* BEGIN ENTRIES SHOWN *

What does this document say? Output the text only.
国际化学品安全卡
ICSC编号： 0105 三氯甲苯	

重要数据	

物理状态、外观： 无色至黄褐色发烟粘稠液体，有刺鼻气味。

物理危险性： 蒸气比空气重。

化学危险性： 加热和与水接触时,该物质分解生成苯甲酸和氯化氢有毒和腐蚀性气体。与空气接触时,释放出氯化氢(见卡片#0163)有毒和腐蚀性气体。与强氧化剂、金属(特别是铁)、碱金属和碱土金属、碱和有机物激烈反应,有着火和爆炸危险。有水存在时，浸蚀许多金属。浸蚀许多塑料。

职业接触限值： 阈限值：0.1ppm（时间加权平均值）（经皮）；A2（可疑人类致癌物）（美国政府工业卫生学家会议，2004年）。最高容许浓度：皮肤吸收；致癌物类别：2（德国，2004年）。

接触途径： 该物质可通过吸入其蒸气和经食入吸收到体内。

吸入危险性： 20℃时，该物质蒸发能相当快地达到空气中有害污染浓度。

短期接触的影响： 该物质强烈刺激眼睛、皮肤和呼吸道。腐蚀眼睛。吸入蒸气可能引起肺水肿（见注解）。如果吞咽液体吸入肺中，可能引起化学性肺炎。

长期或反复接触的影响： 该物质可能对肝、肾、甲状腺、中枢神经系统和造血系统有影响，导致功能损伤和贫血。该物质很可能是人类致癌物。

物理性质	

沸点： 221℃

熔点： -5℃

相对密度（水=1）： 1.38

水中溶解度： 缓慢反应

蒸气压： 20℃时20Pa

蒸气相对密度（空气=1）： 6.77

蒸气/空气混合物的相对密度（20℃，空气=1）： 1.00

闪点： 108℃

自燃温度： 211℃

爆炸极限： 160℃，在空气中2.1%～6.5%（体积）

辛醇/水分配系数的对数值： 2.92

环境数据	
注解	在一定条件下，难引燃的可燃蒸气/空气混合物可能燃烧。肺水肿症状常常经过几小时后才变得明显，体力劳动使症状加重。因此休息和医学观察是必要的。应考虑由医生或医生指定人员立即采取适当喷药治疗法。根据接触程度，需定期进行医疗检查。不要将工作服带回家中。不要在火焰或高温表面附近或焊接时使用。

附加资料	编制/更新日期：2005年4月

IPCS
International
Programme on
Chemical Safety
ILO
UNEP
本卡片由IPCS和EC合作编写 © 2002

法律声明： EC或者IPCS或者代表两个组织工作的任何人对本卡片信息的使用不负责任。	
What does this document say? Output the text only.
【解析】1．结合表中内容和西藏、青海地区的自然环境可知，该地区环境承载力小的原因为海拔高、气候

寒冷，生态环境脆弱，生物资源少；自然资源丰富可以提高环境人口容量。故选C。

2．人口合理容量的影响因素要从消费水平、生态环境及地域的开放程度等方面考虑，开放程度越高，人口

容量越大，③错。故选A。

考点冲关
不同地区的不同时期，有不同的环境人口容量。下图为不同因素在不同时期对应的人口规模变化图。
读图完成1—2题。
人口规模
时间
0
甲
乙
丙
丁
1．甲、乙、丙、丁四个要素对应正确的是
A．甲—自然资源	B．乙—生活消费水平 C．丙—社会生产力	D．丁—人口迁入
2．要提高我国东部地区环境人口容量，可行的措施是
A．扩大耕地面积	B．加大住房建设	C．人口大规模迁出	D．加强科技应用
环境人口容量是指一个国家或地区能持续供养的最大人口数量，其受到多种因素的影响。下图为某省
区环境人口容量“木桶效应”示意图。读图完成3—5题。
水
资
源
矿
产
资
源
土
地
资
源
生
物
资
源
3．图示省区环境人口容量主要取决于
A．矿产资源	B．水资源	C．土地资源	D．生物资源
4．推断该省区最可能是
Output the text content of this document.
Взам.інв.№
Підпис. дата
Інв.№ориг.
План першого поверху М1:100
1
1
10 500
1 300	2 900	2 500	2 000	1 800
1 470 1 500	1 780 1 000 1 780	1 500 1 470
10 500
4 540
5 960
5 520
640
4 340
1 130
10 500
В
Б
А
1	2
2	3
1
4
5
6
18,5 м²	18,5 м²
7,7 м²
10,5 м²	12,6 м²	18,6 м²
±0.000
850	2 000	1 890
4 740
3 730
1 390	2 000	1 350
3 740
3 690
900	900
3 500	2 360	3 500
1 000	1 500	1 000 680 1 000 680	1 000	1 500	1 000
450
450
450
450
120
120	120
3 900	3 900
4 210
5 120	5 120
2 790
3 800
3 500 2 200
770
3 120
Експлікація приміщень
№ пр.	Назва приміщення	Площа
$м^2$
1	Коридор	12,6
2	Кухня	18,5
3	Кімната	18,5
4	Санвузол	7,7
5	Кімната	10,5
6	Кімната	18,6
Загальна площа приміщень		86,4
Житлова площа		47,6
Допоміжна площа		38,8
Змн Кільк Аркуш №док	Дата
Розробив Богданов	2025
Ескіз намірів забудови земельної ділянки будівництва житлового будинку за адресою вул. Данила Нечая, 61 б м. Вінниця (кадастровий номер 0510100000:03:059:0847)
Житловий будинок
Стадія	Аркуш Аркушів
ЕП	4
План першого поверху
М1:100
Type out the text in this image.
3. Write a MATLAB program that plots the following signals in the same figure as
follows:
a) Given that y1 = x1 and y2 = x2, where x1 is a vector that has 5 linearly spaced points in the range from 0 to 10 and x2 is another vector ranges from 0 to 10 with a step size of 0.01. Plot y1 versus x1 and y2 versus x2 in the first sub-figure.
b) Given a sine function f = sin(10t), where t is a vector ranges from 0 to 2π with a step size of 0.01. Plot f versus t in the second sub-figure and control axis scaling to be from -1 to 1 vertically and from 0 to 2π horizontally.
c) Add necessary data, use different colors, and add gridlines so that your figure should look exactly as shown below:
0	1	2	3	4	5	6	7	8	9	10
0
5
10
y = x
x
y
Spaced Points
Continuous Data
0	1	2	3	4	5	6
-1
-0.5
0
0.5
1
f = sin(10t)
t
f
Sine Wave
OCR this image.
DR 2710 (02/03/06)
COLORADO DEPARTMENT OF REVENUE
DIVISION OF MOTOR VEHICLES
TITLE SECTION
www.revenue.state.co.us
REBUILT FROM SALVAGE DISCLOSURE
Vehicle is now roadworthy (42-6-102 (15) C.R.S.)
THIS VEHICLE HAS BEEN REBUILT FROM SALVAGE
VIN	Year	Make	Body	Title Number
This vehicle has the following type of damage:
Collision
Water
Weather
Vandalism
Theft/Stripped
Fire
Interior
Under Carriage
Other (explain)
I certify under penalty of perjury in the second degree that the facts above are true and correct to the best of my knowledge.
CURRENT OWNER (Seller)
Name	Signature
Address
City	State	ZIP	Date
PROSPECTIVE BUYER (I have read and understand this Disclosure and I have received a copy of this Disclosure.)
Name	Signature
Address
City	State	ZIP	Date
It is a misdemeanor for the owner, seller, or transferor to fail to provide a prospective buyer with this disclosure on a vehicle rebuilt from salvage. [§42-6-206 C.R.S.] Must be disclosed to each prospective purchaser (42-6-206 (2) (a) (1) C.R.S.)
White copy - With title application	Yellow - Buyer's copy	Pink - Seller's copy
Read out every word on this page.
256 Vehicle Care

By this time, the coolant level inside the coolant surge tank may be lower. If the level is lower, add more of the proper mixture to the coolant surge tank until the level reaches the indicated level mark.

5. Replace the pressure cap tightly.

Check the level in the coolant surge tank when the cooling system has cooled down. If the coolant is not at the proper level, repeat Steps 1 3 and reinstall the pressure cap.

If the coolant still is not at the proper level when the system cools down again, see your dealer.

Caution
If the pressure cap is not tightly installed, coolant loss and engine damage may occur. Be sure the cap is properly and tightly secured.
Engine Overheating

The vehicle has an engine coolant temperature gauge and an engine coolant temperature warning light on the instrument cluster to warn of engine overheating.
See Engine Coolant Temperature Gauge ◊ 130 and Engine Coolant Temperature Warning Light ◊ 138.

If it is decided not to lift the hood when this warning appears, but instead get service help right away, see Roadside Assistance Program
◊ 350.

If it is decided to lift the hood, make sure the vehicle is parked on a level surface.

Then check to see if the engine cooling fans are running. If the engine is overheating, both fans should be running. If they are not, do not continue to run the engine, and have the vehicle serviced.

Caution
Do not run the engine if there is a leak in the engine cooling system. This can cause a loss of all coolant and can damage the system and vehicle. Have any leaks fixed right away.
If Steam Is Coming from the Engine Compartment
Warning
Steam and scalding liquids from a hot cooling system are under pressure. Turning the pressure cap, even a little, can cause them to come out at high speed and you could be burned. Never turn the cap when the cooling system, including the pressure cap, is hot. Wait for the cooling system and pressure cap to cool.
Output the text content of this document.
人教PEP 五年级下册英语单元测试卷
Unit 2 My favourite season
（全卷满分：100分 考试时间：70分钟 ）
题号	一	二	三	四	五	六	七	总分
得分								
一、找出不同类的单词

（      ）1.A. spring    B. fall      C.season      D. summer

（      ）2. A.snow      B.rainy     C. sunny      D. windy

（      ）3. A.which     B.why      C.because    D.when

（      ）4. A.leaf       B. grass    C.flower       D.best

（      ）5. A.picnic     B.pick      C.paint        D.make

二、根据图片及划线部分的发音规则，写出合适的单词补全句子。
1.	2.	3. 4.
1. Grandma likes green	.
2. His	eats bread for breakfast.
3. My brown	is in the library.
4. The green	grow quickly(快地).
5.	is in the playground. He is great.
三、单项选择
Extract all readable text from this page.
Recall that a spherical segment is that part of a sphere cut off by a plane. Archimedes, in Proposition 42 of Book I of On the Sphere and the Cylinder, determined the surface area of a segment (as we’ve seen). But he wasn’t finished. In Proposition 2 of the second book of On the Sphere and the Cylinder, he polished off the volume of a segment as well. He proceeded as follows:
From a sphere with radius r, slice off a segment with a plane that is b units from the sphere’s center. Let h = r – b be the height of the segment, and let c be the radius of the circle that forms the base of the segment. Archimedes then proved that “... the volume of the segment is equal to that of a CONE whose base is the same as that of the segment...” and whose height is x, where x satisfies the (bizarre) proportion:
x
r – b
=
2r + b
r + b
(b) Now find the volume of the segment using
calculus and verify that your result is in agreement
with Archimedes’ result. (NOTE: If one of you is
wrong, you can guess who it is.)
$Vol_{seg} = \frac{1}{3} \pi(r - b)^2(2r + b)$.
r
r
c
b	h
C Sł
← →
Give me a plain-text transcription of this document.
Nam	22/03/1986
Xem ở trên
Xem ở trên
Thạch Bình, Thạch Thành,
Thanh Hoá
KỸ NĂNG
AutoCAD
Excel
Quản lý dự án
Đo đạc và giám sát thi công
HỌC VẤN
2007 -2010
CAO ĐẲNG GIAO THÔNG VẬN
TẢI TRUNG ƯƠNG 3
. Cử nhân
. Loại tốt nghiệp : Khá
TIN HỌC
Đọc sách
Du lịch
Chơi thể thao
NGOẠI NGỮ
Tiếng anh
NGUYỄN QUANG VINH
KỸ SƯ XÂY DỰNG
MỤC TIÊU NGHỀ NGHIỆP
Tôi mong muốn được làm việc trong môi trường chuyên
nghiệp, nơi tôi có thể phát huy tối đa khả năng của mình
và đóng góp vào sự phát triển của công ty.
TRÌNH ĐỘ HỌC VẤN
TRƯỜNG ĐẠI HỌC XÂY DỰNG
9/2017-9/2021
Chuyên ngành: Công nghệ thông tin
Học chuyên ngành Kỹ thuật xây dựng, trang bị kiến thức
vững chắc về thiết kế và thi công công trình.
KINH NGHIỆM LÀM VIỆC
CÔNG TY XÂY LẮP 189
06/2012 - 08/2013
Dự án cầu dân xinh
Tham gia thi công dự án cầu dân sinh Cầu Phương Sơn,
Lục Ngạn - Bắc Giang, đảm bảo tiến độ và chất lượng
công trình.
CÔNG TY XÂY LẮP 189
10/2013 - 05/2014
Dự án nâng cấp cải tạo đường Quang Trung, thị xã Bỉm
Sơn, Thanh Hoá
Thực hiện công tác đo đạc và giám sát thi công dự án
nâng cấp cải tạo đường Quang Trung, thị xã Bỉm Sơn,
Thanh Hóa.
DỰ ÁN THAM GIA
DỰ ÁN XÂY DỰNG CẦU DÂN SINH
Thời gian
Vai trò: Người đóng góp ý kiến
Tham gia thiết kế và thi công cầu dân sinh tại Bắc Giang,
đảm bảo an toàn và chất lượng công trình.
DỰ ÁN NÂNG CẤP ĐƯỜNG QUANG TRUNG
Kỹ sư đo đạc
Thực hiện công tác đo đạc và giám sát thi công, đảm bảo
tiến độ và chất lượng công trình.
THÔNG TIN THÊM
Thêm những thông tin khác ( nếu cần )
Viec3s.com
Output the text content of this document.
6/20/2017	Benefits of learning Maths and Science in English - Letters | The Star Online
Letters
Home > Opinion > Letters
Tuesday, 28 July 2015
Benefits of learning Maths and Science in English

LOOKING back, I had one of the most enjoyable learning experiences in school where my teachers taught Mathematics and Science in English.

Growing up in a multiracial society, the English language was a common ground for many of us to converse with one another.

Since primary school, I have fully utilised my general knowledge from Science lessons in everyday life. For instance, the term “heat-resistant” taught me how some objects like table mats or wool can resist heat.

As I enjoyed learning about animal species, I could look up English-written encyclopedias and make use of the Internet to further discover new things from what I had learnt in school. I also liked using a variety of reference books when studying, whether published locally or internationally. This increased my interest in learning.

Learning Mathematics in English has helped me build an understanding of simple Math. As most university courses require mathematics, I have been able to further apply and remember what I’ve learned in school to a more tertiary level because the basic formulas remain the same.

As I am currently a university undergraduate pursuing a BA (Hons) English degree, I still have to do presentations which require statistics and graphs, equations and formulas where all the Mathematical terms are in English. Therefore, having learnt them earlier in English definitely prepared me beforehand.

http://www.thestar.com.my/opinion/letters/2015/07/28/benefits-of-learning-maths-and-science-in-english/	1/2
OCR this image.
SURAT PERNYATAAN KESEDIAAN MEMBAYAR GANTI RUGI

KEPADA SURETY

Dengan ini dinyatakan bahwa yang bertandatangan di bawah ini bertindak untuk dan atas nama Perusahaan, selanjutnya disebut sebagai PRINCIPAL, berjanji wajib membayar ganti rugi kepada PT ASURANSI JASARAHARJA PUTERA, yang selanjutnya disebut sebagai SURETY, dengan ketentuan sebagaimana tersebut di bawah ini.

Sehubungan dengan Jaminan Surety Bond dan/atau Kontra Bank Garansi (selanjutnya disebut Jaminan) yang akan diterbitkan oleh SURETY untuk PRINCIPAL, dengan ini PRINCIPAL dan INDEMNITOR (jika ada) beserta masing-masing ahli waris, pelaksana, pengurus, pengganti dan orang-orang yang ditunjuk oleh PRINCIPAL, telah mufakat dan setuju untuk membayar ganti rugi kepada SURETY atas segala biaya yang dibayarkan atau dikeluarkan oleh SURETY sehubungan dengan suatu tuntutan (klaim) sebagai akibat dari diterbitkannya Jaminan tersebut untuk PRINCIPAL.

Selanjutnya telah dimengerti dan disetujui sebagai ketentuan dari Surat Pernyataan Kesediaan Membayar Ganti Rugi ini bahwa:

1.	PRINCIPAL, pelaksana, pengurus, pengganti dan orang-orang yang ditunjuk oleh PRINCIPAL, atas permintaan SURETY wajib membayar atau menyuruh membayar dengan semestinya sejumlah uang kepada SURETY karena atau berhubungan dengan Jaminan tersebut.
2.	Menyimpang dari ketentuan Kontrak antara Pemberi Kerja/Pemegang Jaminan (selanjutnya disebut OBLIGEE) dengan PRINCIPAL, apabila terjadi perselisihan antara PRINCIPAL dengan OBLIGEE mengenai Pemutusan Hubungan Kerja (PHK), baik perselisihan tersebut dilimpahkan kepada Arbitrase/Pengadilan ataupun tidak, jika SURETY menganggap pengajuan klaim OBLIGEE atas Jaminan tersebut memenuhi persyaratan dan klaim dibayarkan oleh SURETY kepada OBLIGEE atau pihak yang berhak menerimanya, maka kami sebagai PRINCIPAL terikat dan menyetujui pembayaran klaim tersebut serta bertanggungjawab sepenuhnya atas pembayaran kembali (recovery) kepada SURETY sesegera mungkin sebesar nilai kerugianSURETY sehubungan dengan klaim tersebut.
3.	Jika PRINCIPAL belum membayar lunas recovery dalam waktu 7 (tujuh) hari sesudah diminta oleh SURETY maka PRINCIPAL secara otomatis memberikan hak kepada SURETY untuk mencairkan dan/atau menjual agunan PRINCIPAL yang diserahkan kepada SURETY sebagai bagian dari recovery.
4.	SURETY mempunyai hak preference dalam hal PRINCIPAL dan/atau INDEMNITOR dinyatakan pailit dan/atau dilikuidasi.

* END ENTRIES SHOWN *

• **EXERCISE DESCRIPTION**
Tally up the lines holding the word "giám" in the data above, and answer with that figure only.

• **WRITTEN REPLY**
3